Which lines in the records below contain the word "this"? Copy each one out.

= = = = = = =

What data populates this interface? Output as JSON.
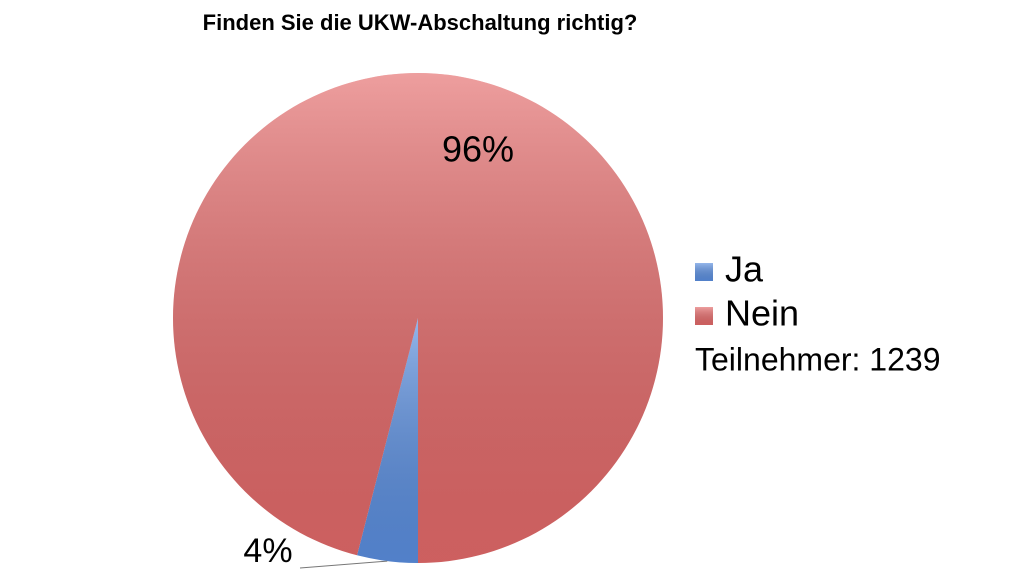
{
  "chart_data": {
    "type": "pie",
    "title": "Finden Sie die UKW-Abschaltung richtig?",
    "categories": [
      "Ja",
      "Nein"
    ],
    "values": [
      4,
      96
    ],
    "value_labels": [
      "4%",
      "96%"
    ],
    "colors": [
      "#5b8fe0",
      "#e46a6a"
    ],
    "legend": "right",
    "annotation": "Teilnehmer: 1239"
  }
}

= = = = = = =

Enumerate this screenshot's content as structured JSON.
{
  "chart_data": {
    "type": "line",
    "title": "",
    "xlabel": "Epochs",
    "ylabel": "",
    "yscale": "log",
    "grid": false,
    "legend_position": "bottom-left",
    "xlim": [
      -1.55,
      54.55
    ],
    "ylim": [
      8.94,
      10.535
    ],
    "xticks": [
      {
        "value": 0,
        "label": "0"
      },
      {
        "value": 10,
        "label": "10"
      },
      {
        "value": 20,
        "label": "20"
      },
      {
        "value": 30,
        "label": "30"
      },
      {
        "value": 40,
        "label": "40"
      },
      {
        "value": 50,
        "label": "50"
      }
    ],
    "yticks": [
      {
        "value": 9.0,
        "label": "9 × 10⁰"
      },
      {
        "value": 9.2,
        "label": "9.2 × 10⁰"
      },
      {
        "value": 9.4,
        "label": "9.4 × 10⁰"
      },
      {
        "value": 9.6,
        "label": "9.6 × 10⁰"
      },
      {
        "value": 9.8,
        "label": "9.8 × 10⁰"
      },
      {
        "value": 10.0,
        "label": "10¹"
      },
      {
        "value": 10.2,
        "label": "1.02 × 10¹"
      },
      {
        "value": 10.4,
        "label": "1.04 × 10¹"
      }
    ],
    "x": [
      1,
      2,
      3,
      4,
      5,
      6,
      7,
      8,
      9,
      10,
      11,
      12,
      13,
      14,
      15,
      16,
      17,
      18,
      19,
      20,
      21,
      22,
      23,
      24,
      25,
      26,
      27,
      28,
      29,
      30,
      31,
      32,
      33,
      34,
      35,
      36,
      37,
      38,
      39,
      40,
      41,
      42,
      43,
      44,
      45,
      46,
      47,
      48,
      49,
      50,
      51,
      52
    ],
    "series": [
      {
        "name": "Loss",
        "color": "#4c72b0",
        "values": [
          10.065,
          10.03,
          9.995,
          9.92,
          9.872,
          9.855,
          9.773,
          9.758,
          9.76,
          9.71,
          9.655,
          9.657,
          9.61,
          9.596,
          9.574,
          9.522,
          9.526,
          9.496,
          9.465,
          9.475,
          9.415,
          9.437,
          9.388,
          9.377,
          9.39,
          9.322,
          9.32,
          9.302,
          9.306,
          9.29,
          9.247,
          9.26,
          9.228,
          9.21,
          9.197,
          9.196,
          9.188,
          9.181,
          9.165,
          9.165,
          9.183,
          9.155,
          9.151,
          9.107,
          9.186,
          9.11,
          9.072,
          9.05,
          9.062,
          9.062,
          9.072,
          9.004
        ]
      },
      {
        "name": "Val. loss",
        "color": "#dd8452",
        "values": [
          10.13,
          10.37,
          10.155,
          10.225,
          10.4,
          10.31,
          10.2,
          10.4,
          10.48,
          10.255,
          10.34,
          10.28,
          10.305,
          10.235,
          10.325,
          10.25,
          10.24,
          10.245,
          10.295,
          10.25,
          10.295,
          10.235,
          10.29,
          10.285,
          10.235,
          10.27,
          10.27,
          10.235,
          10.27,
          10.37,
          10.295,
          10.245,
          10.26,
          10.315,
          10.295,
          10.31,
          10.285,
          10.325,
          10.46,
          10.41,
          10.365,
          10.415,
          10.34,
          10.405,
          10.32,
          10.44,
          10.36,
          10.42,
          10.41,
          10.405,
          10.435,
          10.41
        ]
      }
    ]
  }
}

= = = = = = =

• [ANSWER TO THE PROBLEM]
What data populates this interface? Output as JSON.
Enumerate this screenshot's content as structured JSON.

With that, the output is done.